INSTRUCTIONS FOR THE TASK: Gather every line below where "Sicherheitshinweise" appears.

+++

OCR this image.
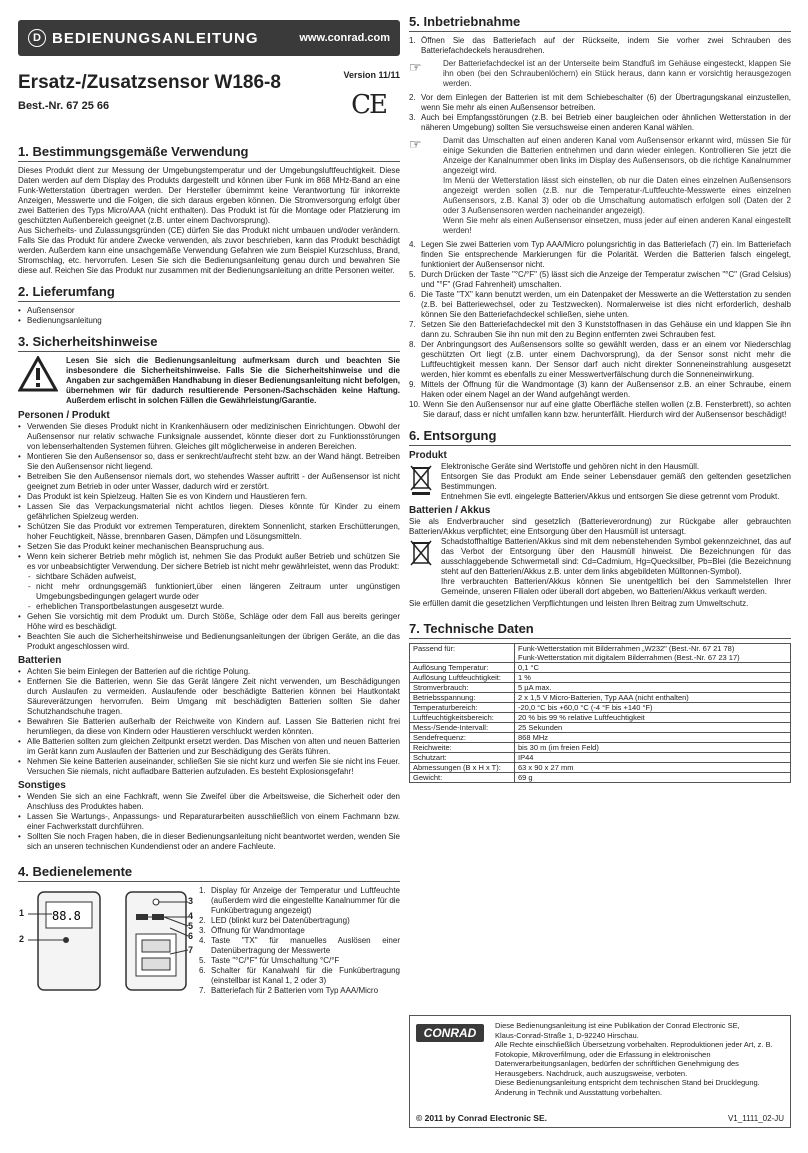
D BEDIENUNGSANLEITUNG	www.conrad.com
Ersatz-/Zusatzsensor W186-8	Version 11/11
Best.-Nr. 67 25 66	CE
1. Bestimmungsgemäße Verwendung

Dieses Produkt dient zur Messung der Umgebungstemperatur und der Umgebungsluftfeuchtigkeit. Diese Daten werden auf dem Display des Produkts dargestellt und können über Funk im 868 MHz-Band an eine Funk-Wetterstation übertragen werden. Der Hersteller übernimmt keine Verantwortung für inkorrekte Anzeigen, Messwerte und die Folgen, die sich daraus ergeben können. Die Stromversorgung erfolgt über zwei Batterien des Typs Micro/AAA (nicht enthalten). Das Produkt ist für die Montage oder Platzierung im geschützten Außenbereich geeignet (z.B. unter einem Dachvorsprung).

Aus Sicherheits- und Zulassungsgründen (CE) dürfen Sie das Produkt nicht umbauen und/oder verändern. Falls Sie das Produkt für andere Zwecke verwenden, als zuvor beschrieben, kann das Produkt beschädigt werden. Außerdem kann eine unsachgemäße Verwendung Gefahren wie zum Beispiel Kurzschluss, Brand, Stromschlag, etc. hervorrufen. Lesen Sie sich die Bedienungsanleitung genau durch und bewahren Sie diese auf. Reichen Sie das Produkt nur zusammen mit der Bedienungsanleitung an dritte Personen weiter.

2. Lieferumfang
• Außensensor
• Bedienungsanleitung
3. Sicherheitshinweise

Lesen Sie sich die Bedienungsanleitung aufmerksam durch und beachten Sie insbesondere die Sicherheitshinweise. Falls Sie die Sicherheitshinweise und die Angaben zur sachgemäßen Handhabung in dieser Bedienungsanleitung nicht befolgen, übernehmen wir für dadurch resultierende Personen-/Sachschäden keine Haftung. Außerdem erlischt in solchen Fällen die Gewährleistung/Garantie.

Personen / Produkt
• Verwenden Sie dieses Produkt nicht in Krankenhäusern oder medizinischen Einrichtungen. Obwohl der Außensensor nur relativ schwache Funksignale aussendet, könnte dieser dort zu Funktionsstörungen von lebenserhaltenden Systemen führen. Gleiches gilt möglicherweise in anderen Bereichen.
• Montieren Sie den Außensensor so, dass er senkrecht/aufrecht steht bzw. an der Wand hängt. Betreiben Sie den Außensensor nicht liegend.
• Betreiben Sie den Außensensor niemals dort, wo stehendes Wasser auftritt - der Außensensor ist nicht geeignet zum Betrieb in oder unter Wasser, dadurch wird er zerstört.
• Das Produkt ist kein Spielzeug. Halten Sie es von Kindern und Haustieren fern.
• Lassen Sie das Verpackungsmaterial nicht achtlos liegen. Dieses könnte für Kinder zu einem gefährlichen Spielzeug werden.
• Schützen Sie das Produkt vor extremen Temperaturen, direktem Sonnenlicht, starken Erschütterungen, hoher Feuchtigkeit, Nässe, brennbaren Gasen, Dämpfen und Lösungsmitteln.
• Setzen Sie das Produkt keiner mechanischen Beanspruchung aus.
• Wenn kein sicherer Betrieb mehr möglich ist, nehmen Sie das Produkt außer Betrieb und schützen Sie es vor unbeabsichtigter Verwendung. Der sichere Betrieb ist nicht mehr gewährleistet, wenn das Produkt:
- sichtbare Schäden aufweist,
- nicht mehr ordnungsgemäß funktioniert,über einen längeren Zeitraum unter ungünstigen Umgebungsbedingungen gelagert wurde oder
- erheblichen Transportbelastungen ausgesetzt wurde.
• Gehen Sie vorsichtig mit dem Produkt um. Durch Stöße, Schläge oder dem Fall aus bereits geringer Höhe wird es beschädigt.
• Beachten Sie auch die Sicherheitshinweise und Bedienungsanleitungen der übrigen Geräte, an die das Produkt angeschlossen wird.
Batterien
• Achten Sie beim Einlegen der Batterien auf die richtige Polung.
• Entfernen Sie die Batterien, wenn Sie das Gerät längere Zeit nicht verwenden, um Beschädigungen durch Auslaufen zu vermeiden. Auslaufende oder beschädigte Batterien können bei Hautkontakt Säureverätzungen hervorrufen. Beim Umgang mit beschädigten Batterien sollten Sie daher Schutzhandschuhe tragen.
• Bewahren Sie Batterien außerhalb der Reichweite von Kindern auf. Lassen Sie Batterien nicht frei herumliegen, da diese von Kindern oder Haustieren verschluckt werden könnten.
• Alle Batterien sollten zum gleichen Zeitpunkt ersetzt werden. Das Mischen von alten und neuen Batterien im Gerät kann zum Auslaufen der Batterien und zur Beschädigung des Geräts führen.
• Nehmen Sie keine Batterien auseinander, schließen Sie sie nicht kurz und werfen Sie sie nicht ins Feuer. Versuchen Sie niemals, nicht aufladbare Batterien aufzuladen. Es besteht Explosionsgefahr!
Sonstiges
• Wenden Sie sich an eine Fachkraft, wenn Sie Zweifel über die Arbeitsweise, die Sicherheit oder den Anschluss des Produktes haben.
• Lassen Sie Wartungs-, Anpassungs- und Reparaturarbeiten ausschließlich von einem Fachmann bzw. einer Fachwerkstatt durchführen.
• Sollten Sie noch Fragen haben, die in dieser Bedienungsanleitung nicht beantwortet werden, wenden Sie sich an unseren technischen Kundendienst oder an andere Fachleute.
4. Bedienelemente
88.8
1
2
3
4
5
6
7
1. Display für Anzeige der Temperatur und Luftfeuchte (außerdem wird die eingestellte Kanalnummer für die Funkübertragung angezeigt)
2. LED (blinkt kurz bei Datenübertragung)
3. Öffnung für Wandmontage
4. Taste "TX" für manuelles Auslösen einer Datenübertragung der Messwerte
5. Taste "°C/°F" für Umschaltung °C/°F
6. Schalter für Kanalwahl für die Funkübertragung (einstellbar ist Kanal 1, 2 oder 3)
7. Batteriefach für 2 Batterien vom Typ AAA/Micro
5. Inbetriebnahme
1. Öffnen Sie das Batteriefach auf der Rückseite, indem Sie vorher zwei Schrauben des Batteriefachdeckels herausdrehen.
☞	Der Batteriefachdeckel ist an der Unterseite beim Standfuß im Gehäuse eingesteckt, klappen Sie ihn oben (bei den Schraubenlöchern) ein Stück heraus, dann kann er vorsichtig herausgezogen werden.

2. Vor dem Einlegen der Batterien ist mit dem Schiebeschalter (6) der Übertragungskanal einzustellen, wenn Sie mehr als einen Außensensor betreiben.
3. Auch bei Empfangsstörungen (z.B. bei Betrieb einer baugleichen oder ähnlichen Wetterstation in der näheren Umgebung) sollten Sie versuchsweise einen anderen Kanal wählen.
☞	Damit das Umschalten auf einen anderen Kanal vom Außensensor erkannt wird, müssen Sie für einige Sekunden die Batterien entnehmen und dann wieder einlegen. Kontrollieren Sie jetzt die Anzeige der Kanalnummer oben links im Display des Außensensors, ob die richtige Kanalnummer angezeigt wird.

Im Menü der Wetterstation lässt sich einstellen, ob nur die Daten eines einzelnen Außensensors angezeigt werden sollen (z.B. nur die Temperatur-/Luftfeuchte-Messwerte eines einzelnen Außensensors, z.B. Kanal 3) oder ob die Umschaltung automatisch erfolgen soll (Daten der 2 oder 3 Außensensoren werden nacheinander angezeigt).

Wenn Sie mehr als einen Außensensor einsetzen, muss jeder auf einen anderen Kanal eingestellt werden!

4. Legen Sie zwei Batterien vom Typ AAA/Micro polungsrichtig in das Batteriefach (7) ein. Im Batteriefach finden Sie entsprechende Markierungen für die Polarität. Werden die Batterien falsch eingelegt, funktioniert der Außensensor nicht.
5. Durch Drücken der Taste "°C/°F" (5) lässt sich die Anzeige der Temperatur zwischen "°C" (Grad Celsius) und "°F" (Grad Fahrenheit) umschalten.
6. Die Taste "TX" kann benutzt werden, um ein Datenpaket der Messwerte an die Wetterstation zu senden (z.B. bei Batteriewechsel, oder zu Testzwecken). Normalerweise ist dies nicht erforderlich, deshalb können Sie den Batteriefachdeckel schließen, siehe unten.
7. Setzen Sie den Batteriefachdeckel mit den 3 Kunststoffnasen in das Gehäuse ein und klappen Sie ihn dann zu. Schrauben Sie ihn nun mit den zu Beginn entfernten zwei Schrauben fest.
8. Der Anbringungsort des Außensensors sollte so gewählt werden, dass er an einem vor Niederschlag geschützten Ort liegt (z.B. unter einem Dachvorsprung), da der Sensor sonst nicht mehr die Luftfeuchtigkeit messen kann. Der Sensor darf auch nicht direkter Sonneneinstrahlung ausgesetzt werden, hier kommt es ebenfalls zu einer Messwertverfälschung durch die Sonneneinwirkung.
9. Mittels der Öffnung für die Wandmontage (3) kann der Außensensor z.B. an einer Schraube, einem Haken oder einem Nagel an der Wand aufgehängt werden.
10. Wenn Sie den Außensensor nur auf eine glatte Oberfläche stellen wollen (z.B. Fensterbrett), so achten Sie darauf, dass er nicht umfallen kann bzw. herunterfällt. Hierdurch wird der Außensensor beschädigt!
6. Entsorgung
Produkt

Elektronische Geräte sind Wertstoffe und gehören nicht in den Hausmüll.

Entsorgen Sie das Produkt am Ende seiner Lebensdauer gemäß den geltenden gesetzlichen Bestimmungen.

Entnehmen Sie evtl. eingelegte Batterien/Akkus und entsorgen Sie diese getrennt vom Produkt.

Batterien / Akkus

Sie als Endverbraucher sind gesetzlich (Batterieverordnung) zur Rückgabe aller gebrauchten Batterien/Akkus verpflichtet; eine Entsorgung über den Hausmüll ist untersagt.

Schadstoffhaltige Batterien/Akkus sind mit dem nebenstehenden Symbol gekennzeichnet, das auf das Verbot der Entsorgung über den Hausmüll hinweist. Die Bezeichnungen für das ausschlaggebende Schwermetall sind: Cd=Cadmium, Hg=Quecksilber, Pb=Blei (die Bezeichnung steht auf den Batterien/Akkus z.B. unter dem links abgebildeten Mülltonnen-Symbol).

Ihre verbrauchten Batterien/Akkus können Sie unentgeltlich bei den Sammelstellen Ihrer Gemeinde, unseren Filialen oder überall dort abgeben, wo Batterien/Akkus verkauft werden.

Sie erfüllen damit die gesetzlichen Verpflichtungen und leisten Ihren Beitrag zum Umweltschutz.

7. Technische Daten
Passend für:	Funk-Wetterstation mit Bilderrahmen „W232" (Best.-Nr. 67 21 78)
Funk-Wetterstation mit digitalem Bilderrahmen (Best.-Nr. 67 23 17)
Auflösung Temperatur:	0,1 °C
Auflösung Luftfeuchtigkeit:	1 %
Stromverbrauch:	5 µA max.
Betriebsspannung:	2 x 1,5 V Micro-Batterien, Typ AAA (nicht enthalten)
Temperaturbereich:	-20,0 °C bis +60,0 °C (-4 °F bis +140 °F)
Luftfeuchtigkeitsbereich:	20 % bis 99 % relative Luftfeuchtigkeit
Mess-/Sende-Intervall:	25 Sekunden
Sendefrequenz:	868 MHz
Reichweite:	bis 30 m (im freien Feld)
Schutzart:	IP44
Abmessungen (B x H x T):	63 x 90 x 27 mm
Gewicht:	69 g
CONRAD
Diese Bedienungsanleitung ist eine Publikation der Conrad Electronic SE,
Klaus-Conrad-Straße 1, D-92240 Hirschau.
Alle Rechte einschließlich Übersetzung vorbehalten. Reproduktionen jeder Art, z. B. Fotokopie, Mikroverfilmung, oder die Erfassung in elektronischen Datenverarbeitungsanlagen, bedürfen der schriftlichen Genehmigung des Herausgebers. Nachdruck, auch auszugsweise, verboten.
Diese Bedienungsanleitung entspricht dem technischen Stand bei Drucklegung.
Änderung in Technik und Ausstattung vorbehalten.
© 2011 by Conrad Electronic SE.	V1_1111_02-JU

+++

FINAL RESULT:
3. Sicherheitshinweise
Lesen Sie sich die Bedienungsanleitung aufmerksam durch und beachten Sie insbesondere die Sicherheitshinweise. Falls Sie die Sicherheitshinweise und die Angaben zur sachgemäßen Handhabung in dieser Bedienungsanleitung nicht befolgen, übernehmen wir für dadurch resultierende Personen-/Sachschäden keine Haftung. Außerdem erlischt in solchen Fällen die Gewährleistung/Garantie.
• Beachten Sie auch die Sicherheitshinweise und Bedienungsanleitungen der übrigen Geräte, an die das Produkt angeschlossen wird.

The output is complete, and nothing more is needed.